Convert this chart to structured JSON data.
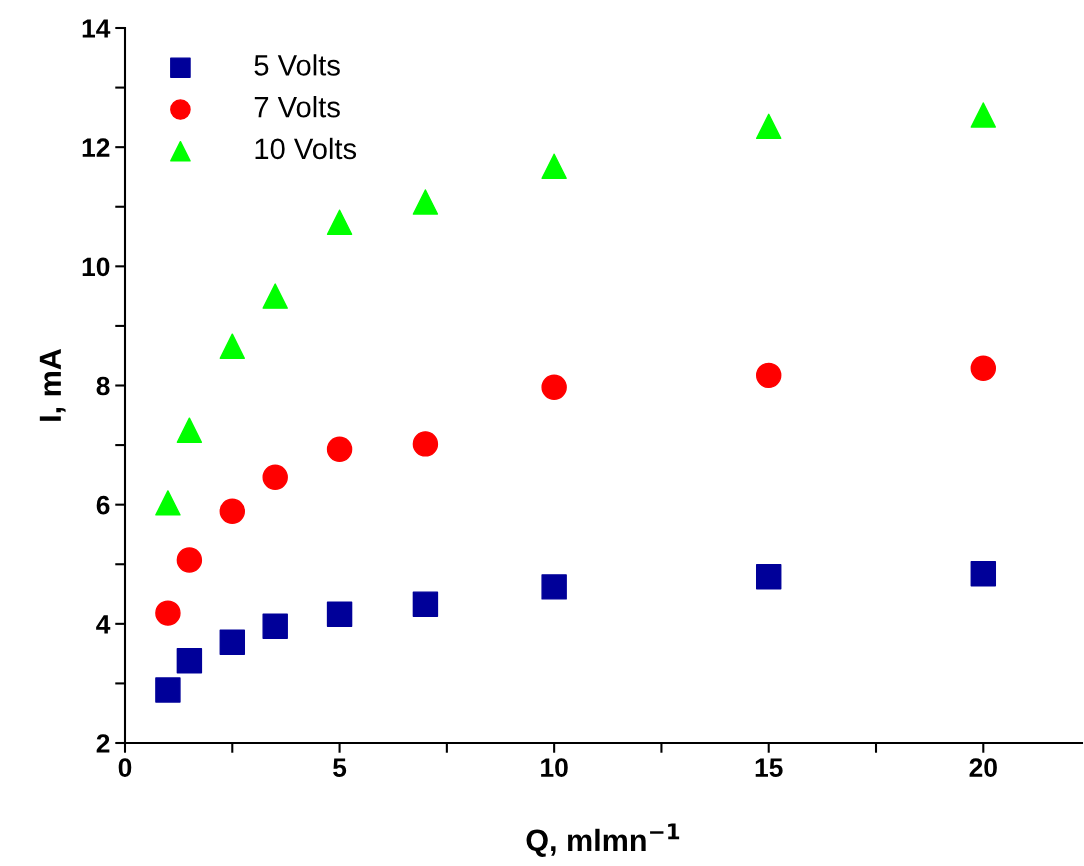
{
  "chart_data": {
    "type": "scatter",
    "xlabel": "Q, mlmn$^{−1}$",
    "ylabel": "I, mA",
    "x": [
      1,
      1.5,
      2.5,
      3.5,
      5,
      7,
      10,
      15,
      20
    ],
    "series": [
      {
        "name": "5 Volts",
        "color": "#000099",
        "marker": "square",
        "values": [
          2.89,
          3.38,
          3.69,
          3.96,
          4.16,
          4.33,
          4.62,
          4.79,
          4.84
        ]
      },
      {
        "name": "7 Volts",
        "color": "#ff0000",
        "marker": "circle",
        "values": [
          4.18,
          5.07,
          5.89,
          6.46,
          6.93,
          7.02,
          7.97,
          8.17,
          8.29
        ]
      },
      {
        "name": "10 Volts",
        "color": "#00ff00",
        "marker": "triangle",
        "values": [
          6.03,
          7.25,
          8.66,
          9.5,
          10.74,
          11.08,
          11.68,
          12.35,
          12.54
        ]
      }
    ],
    "xlim": [
      0,
      22.3
    ],
    "ylim": [
      2,
      14
    ],
    "xticks": [
      0,
      {
        "value": 2.5,
        "label": null
      },
      5,
      {
        "value": 7.5,
        "label": null
      },
      10,
      {
        "value": 12.5,
        "label": null
      },
      15,
      {
        "value": 17.5,
        "label": null
      },
      20
    ],
    "yticks": [
      2,
      {
        "value": 3,
        "label": null
      },
      4,
      {
        "value": 5,
        "label": null
      },
      6,
      {
        "value": 7,
        "label": null
      },
      8,
      {
        "value": 9,
        "label": null
      },
      10,
      {
        "value": 11,
        "label": null
      },
      12,
      {
        "value": 13,
        "label": null
      },
      14
    ],
    "grid": false,
    "legend": "top left"
  }
}
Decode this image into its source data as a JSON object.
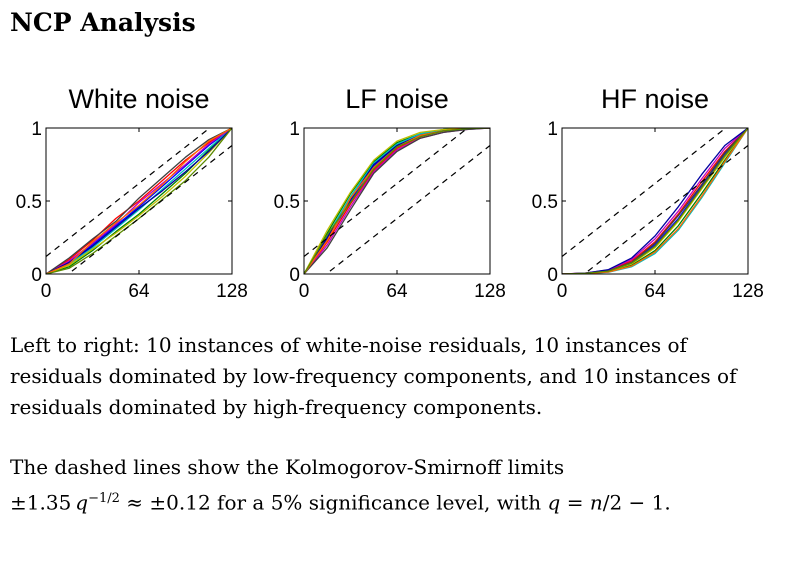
{
  "page": {
    "title": "NCP Analysis"
  },
  "caption": {
    "paragraph1": "Left to right: 10 instances of white-noise residuals, 10 instances of residuals dominated by low-frequency components, and 10 instances of residuals dominated by high-frequency components.",
    "p2_intro": "The dashed lines show the Kolmogorov-Smirnoff limits",
    "p2_pm": "±1.35",
    "p2_q": "q",
    "p2_exp": "−1/2",
    "p2_approx": " ≈ ±0.12 for a 5% significance level, with ",
    "p2_q2": "q",
    "p2_eq": " = ",
    "p2_n": "n",
    "p2_rest": "/2 − 1."
  },
  "colors": [
    "#0000ff",
    "#008000",
    "#ff0000",
    "#00bfbf",
    "#bf00bf",
    "#bfbf00",
    "#404040",
    "#0000a0",
    "#ff6600",
    "#5a8a00"
  ],
  "chart_data": [
    {
      "type": "line",
      "title": "White noise",
      "xlabel": "",
      "ylabel": "",
      "xlim": [
        0,
        128
      ],
      "ylim": [
        0,
        1
      ],
      "xticks": [
        "0",
        "64",
        "128"
      ],
      "yticks": [
        "0",
        "0.5",
        "1"
      ],
      "ks_limit": 0.12,
      "x": [
        0,
        16,
        32,
        48,
        64,
        80,
        96,
        112,
        128
      ],
      "series": [
        {
          "values": [
            0,
            0.08,
            0.2,
            0.33,
            0.46,
            0.6,
            0.74,
            0.88,
            1
          ]
        },
        {
          "values": [
            0,
            0.05,
            0.16,
            0.29,
            0.41,
            0.55,
            0.69,
            0.85,
            1
          ]
        },
        {
          "values": [
            0,
            0.1,
            0.23,
            0.38,
            0.5,
            0.64,
            0.78,
            0.9,
            1
          ]
        },
        {
          "values": [
            0,
            0.07,
            0.18,
            0.31,
            0.44,
            0.58,
            0.72,
            0.86,
            1
          ]
        },
        {
          "values": [
            0,
            0.09,
            0.21,
            0.34,
            0.49,
            0.62,
            0.75,
            0.89,
            1
          ]
        },
        {
          "values": [
            0,
            0.06,
            0.17,
            0.28,
            0.4,
            0.53,
            0.67,
            0.83,
            1
          ]
        },
        {
          "values": [
            0,
            0.11,
            0.24,
            0.36,
            0.52,
            0.66,
            0.8,
            0.92,
            1
          ]
        },
        {
          "values": [
            0,
            0.08,
            0.19,
            0.32,
            0.45,
            0.57,
            0.7,
            0.84,
            1
          ]
        },
        {
          "values": [
            0,
            0.07,
            0.22,
            0.35,
            0.47,
            0.61,
            0.77,
            0.91,
            1
          ]
        },
        {
          "values": [
            0,
            0.04,
            0.14,
            0.26,
            0.38,
            0.51,
            0.64,
            0.8,
            1
          ]
        }
      ]
    },
    {
      "type": "line",
      "title": "LF noise",
      "xlabel": "",
      "ylabel": "",
      "xlim": [
        0,
        128
      ],
      "ylim": [
        0,
        1
      ],
      "xticks": [
        "0",
        "64",
        "128"
      ],
      "yticks": [
        "0",
        "0.5",
        "1"
      ],
      "ks_limit": 0.12,
      "x": [
        0,
        16,
        32,
        48,
        64,
        80,
        96,
        112,
        128
      ],
      "series": [
        {
          "values": [
            0,
            0.24,
            0.5,
            0.74,
            0.88,
            0.95,
            0.98,
            0.995,
            1
          ]
        },
        {
          "values": [
            0,
            0.28,
            0.55,
            0.77,
            0.9,
            0.96,
            0.99,
            1.0,
            1
          ]
        },
        {
          "values": [
            0,
            0.22,
            0.48,
            0.71,
            0.86,
            0.94,
            0.98,
            0.995,
            1
          ]
        },
        {
          "values": [
            0,
            0.26,
            0.53,
            0.76,
            0.89,
            0.96,
            0.99,
            1.0,
            1
          ]
        },
        {
          "values": [
            0,
            0.2,
            0.46,
            0.7,
            0.85,
            0.93,
            0.97,
            0.99,
            1
          ]
        },
        {
          "values": [
            0,
            0.3,
            0.56,
            0.78,
            0.91,
            0.97,
            0.99,
            1.0,
            1
          ]
        },
        {
          "values": [
            0,
            0.18,
            0.44,
            0.69,
            0.84,
            0.93,
            0.97,
            0.99,
            1
          ]
        },
        {
          "values": [
            0,
            0.25,
            0.51,
            0.75,
            0.88,
            0.95,
            0.98,
            0.995,
            1
          ]
        },
        {
          "values": [
            0,
            0.23,
            0.52,
            0.73,
            0.87,
            0.95,
            0.98,
            1.0,
            1
          ]
        },
        {
          "values": [
            0,
            0.27,
            0.49,
            0.72,
            0.87,
            0.94,
            0.98,
            0.995,
            1
          ]
        }
      ]
    },
    {
      "type": "line",
      "title": "HF noise",
      "xlabel": "",
      "ylabel": "",
      "xlim": [
        0,
        128
      ],
      "ylim": [
        0,
        1
      ],
      "xticks": [
        "0",
        "64",
        "128"
      ],
      "yticks": [
        "0",
        "0.5",
        "1"
      ],
      "ks_limit": 0.12,
      "x": [
        0,
        16,
        32,
        48,
        64,
        80,
        96,
        112,
        128
      ],
      "series": [
        {
          "values": [
            0,
            0.005,
            0.02,
            0.08,
            0.2,
            0.38,
            0.6,
            0.82,
            1
          ]
        },
        {
          "values": [
            0,
            0.004,
            0.015,
            0.06,
            0.16,
            0.33,
            0.55,
            0.78,
            1
          ]
        },
        {
          "values": [
            0,
            0.006,
            0.025,
            0.09,
            0.22,
            0.41,
            0.63,
            0.84,
            1
          ]
        },
        {
          "values": [
            0,
            0.003,
            0.012,
            0.05,
            0.14,
            0.3,
            0.52,
            0.76,
            1
          ]
        },
        {
          "values": [
            0,
            0.007,
            0.028,
            0.1,
            0.24,
            0.43,
            0.65,
            0.86,
            1
          ]
        },
        {
          "values": [
            0,
            0.004,
            0.018,
            0.07,
            0.18,
            0.36,
            0.58,
            0.8,
            1
          ]
        },
        {
          "values": [
            0,
            0.005,
            0.022,
            0.08,
            0.21,
            0.4,
            0.61,
            0.83,
            1
          ]
        },
        {
          "values": [
            0,
            0.006,
            0.03,
            0.11,
            0.26,
            0.46,
            0.68,
            0.88,
            1
          ]
        },
        {
          "values": [
            0,
            0.003,
            0.014,
            0.055,
            0.15,
            0.31,
            0.53,
            0.77,
            1
          ]
        },
        {
          "values": [
            0,
            0.005,
            0.02,
            0.075,
            0.19,
            0.37,
            0.59,
            0.81,
            1
          ]
        }
      ]
    }
  ]
}
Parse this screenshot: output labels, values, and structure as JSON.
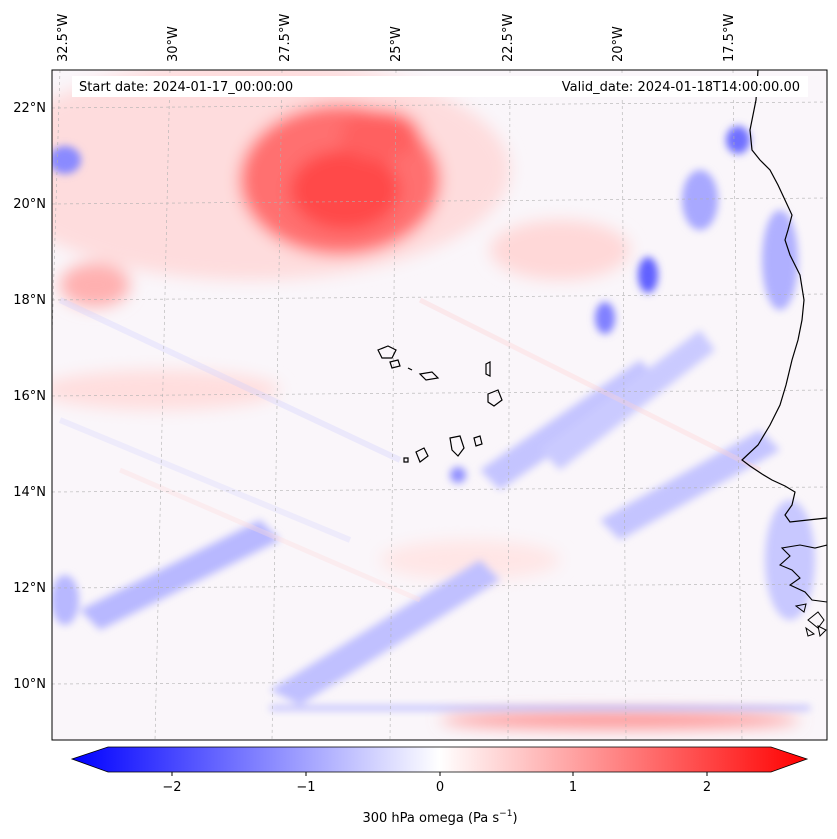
{
  "map": {
    "start_date": "Start date: 2024-01-17_00:00:00",
    "valid_date": "Valid_date: 2024-01-18T14:00:00.00",
    "lon_labels": [
      "32.5°W",
      "30°W",
      "27.5°W",
      "25°W",
      "22.5°W",
      "20°W",
      "17.5°W"
    ],
    "lat_labels": [
      "22°N",
      "20°N",
      "18°N",
      "16°N",
      "14°N",
      "12°N",
      "10°N"
    ],
    "colors": {
      "negative": "#0000ff",
      "zero": "#ffffff",
      "positive": "#ff0000",
      "coast": "#000000",
      "grid": "#b0b0b0"
    }
  },
  "colorbar": {
    "label_prefix": "300 hPa omega (Pa s",
    "label_exp": "−1",
    "label_suffix": ")",
    "ticks": [
      "−2",
      "−1",
      "0",
      "1",
      "2"
    ],
    "range": [
      -2.7,
      2.7
    ]
  }
}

::::

What this task involves: Beginning with the line with "Parse this screenshot: output", repeat the entries above exactly, up to and including the last line, leaving out pictures.

Final result:
Parse this screenshot: output labels, values, and structure as JSON.
{
  "map": {
    "start_date": "Start date: 2024-01-17_00:00:00",
    "valid_date": "Valid_date: 2024-01-18T14:00:00.00",
    "lon_labels": [
      "32.5°W",
      "30°W",
      "27.5°W",
      "25°W",
      "22.5°W",
      "20°W",
      "17.5°W"
    ],
    "lat_labels": [
      "22°N",
      "20°N",
      "18°N",
      "16°N",
      "14°N",
      "12°N",
      "10°N"
    ],
    "colors": {
      "negative": "#0000ff",
      "zero": "#ffffff",
      "positive": "#ff0000",
      "coast": "#000000",
      "grid": "#b0b0b0"
    }
  },
  "colorbar": {
    "label_prefix": "300 hPa omega (Pa s",
    "label_exp": "−1",
    "label_suffix": ")",
    "ticks": [
      "−2",
      "−1",
      "0",
      "1",
      "2"
    ],
    "range": [
      -2.7,
      2.7
    ]
  }
}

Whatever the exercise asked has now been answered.